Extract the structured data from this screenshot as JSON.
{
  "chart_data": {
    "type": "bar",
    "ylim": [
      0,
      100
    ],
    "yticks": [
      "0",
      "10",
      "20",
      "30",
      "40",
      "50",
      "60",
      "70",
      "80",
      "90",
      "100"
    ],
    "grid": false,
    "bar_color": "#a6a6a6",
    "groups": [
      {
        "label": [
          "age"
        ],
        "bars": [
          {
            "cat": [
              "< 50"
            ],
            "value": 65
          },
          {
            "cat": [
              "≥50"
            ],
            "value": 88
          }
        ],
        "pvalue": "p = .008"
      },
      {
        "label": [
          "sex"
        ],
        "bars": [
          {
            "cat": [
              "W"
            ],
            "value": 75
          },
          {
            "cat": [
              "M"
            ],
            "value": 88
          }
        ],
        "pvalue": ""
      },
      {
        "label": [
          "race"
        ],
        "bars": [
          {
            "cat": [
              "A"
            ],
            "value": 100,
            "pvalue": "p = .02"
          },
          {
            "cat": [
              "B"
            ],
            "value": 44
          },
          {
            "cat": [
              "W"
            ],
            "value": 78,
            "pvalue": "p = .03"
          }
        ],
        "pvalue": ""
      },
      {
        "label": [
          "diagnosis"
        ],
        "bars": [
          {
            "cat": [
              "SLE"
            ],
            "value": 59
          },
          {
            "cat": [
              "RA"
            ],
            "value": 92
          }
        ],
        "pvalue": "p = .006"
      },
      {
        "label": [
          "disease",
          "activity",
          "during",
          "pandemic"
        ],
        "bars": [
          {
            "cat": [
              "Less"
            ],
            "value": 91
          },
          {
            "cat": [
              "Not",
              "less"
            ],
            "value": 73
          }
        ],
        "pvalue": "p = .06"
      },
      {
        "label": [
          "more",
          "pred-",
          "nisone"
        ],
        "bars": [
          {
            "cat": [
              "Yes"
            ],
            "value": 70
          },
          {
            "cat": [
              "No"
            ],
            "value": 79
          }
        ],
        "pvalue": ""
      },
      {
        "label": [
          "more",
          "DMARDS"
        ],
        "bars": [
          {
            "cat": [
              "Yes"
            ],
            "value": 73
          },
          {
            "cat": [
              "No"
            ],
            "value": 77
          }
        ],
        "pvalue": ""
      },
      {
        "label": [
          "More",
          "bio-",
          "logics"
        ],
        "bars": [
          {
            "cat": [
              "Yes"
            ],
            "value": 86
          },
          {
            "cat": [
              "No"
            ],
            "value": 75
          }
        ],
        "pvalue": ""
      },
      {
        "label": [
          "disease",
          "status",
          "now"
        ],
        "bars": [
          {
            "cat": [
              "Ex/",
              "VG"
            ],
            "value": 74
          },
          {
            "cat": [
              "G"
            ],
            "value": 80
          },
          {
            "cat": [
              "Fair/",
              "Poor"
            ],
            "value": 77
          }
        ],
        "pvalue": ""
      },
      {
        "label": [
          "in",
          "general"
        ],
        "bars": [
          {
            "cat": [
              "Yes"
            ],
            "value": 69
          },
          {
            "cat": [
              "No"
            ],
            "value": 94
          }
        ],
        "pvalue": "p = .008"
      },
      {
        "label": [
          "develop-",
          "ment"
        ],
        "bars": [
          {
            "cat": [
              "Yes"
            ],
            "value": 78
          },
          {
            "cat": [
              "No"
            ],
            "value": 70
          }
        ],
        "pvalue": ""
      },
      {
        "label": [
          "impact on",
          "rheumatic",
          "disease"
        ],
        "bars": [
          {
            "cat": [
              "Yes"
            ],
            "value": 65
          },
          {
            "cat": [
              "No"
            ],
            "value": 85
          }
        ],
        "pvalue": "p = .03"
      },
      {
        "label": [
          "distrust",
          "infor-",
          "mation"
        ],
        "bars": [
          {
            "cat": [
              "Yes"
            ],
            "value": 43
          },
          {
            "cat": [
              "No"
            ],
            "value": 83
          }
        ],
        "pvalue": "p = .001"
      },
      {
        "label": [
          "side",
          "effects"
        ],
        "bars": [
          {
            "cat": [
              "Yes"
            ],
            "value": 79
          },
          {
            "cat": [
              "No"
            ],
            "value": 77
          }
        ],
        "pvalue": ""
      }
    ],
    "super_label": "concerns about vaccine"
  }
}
_ _ _ _ _
_Your instructions_:
Write down all the entries again without a single difference.

_Written response_:
Extract the structured data from this screenshot as JSON.
{
  "chart_data": {
    "type": "bar",
    "ylim": [
      0,
      100
    ],
    "yticks": [
      "0",
      "10",
      "20",
      "30",
      "40",
      "50",
      "60",
      "70",
      "80",
      "90",
      "100"
    ],
    "grid": false,
    "bar_color": "#a6a6a6",
    "groups": [
      {
        "label": [
          "age"
        ],
        "bars": [
          {
            "cat": [
              "< 50"
            ],
            "value": 65
          },
          {
            "cat": [
              "≥50"
            ],
            "value": 88
          }
        ],
        "pvalue": "p = .008"
      },
      {
        "label": [
          "sex"
        ],
        "bars": [
          {
            "cat": [
              "W"
            ],
            "value": 75
          },
          {
            "cat": [
              "M"
            ],
            "value": 88
          }
        ],
        "pvalue": ""
      },
      {
        "label": [
          "race"
        ],
        "bars": [
          {
            "cat": [
              "A"
            ],
            "value": 100,
            "pvalue": "p = .02"
          },
          {
            "cat": [
              "B"
            ],
            "value": 44
          },
          {
            "cat": [
              "W"
            ],
            "value": 78,
            "pvalue": "p = .03"
          }
        ],
        "pvalue": ""
      },
      {
        "label": [
          "diagnosis"
        ],
        "bars": [
          {
            "cat": [
              "SLE"
            ],
            "value": 59
          },
          {
            "cat": [
              "RA"
            ],
            "value": 92
          }
        ],
        "pvalue": "p = .006"
      },
      {
        "label": [
          "disease",
          "activity",
          "during",
          "pandemic"
        ],
        "bars": [
          {
            "cat": [
              "Less"
            ],
            "value": 91
          },
          {
            "cat": [
              "Not",
              "less"
            ],
            "value": 73
          }
        ],
        "pvalue": "p = .06"
      },
      {
        "label": [
          "more",
          "pred-",
          "nisone"
        ],
        "bars": [
          {
            "cat": [
              "Yes"
            ],
            "value": 70
          },
          {
            "cat": [
              "No"
            ],
            "value": 79
          }
        ],
        "pvalue": ""
      },
      {
        "label": [
          "more",
          "DMARDS"
        ],
        "bars": [
          {
            "cat": [
              "Yes"
            ],
            "value": 73
          },
          {
            "cat": [
              "No"
            ],
            "value": 77
          }
        ],
        "pvalue": ""
      },
      {
        "label": [
          "More",
          "bio-",
          "logics"
        ],
        "bars": [
          {
            "cat": [
              "Yes"
            ],
            "value": 86
          },
          {
            "cat": [
              "No"
            ],
            "value": 75
          }
        ],
        "pvalue": ""
      },
      {
        "label": [
          "disease",
          "status",
          "now"
        ],
        "bars": [
          {
            "cat": [
              "Ex/",
              "VG"
            ],
            "value": 74
          },
          {
            "cat": [
              "G"
            ],
            "value": 80
          },
          {
            "cat": [
              "Fair/",
              "Poor"
            ],
            "value": 77
          }
        ],
        "pvalue": ""
      },
      {
        "label": [
          "in",
          "general"
        ],
        "bars": [
          {
            "cat": [
              "Yes"
            ],
            "value": 69
          },
          {
            "cat": [
              "No"
            ],
            "value": 94
          }
        ],
        "pvalue": "p = .008"
      },
      {
        "label": [
          "develop-",
          "ment"
        ],
        "bars": [
          {
            "cat": [
              "Yes"
            ],
            "value": 78
          },
          {
            "cat": [
              "No"
            ],
            "value": 70
          }
        ],
        "pvalue": ""
      },
      {
        "label": [
          "impact on",
          "rheumatic",
          "disease"
        ],
        "bars": [
          {
            "cat": [
              "Yes"
            ],
            "value": 65
          },
          {
            "cat": [
              "No"
            ],
            "value": 85
          }
        ],
        "pvalue": "p = .03"
      },
      {
        "label": [
          "distrust",
          "infor-",
          "mation"
        ],
        "bars": [
          {
            "cat": [
              "Yes"
            ],
            "value": 43
          },
          {
            "cat": [
              "No"
            ],
            "value": 83
          }
        ],
        "pvalue": "p = .001"
      },
      {
        "label": [
          "side",
          "effects"
        ],
        "bars": [
          {
            "cat": [
              "Yes"
            ],
            "value": 79
          },
          {
            "cat": [
              "No"
            ],
            "value": 77
          }
        ],
        "pvalue": ""
      }
    ],
    "super_label": "concerns about vaccine"
  }
}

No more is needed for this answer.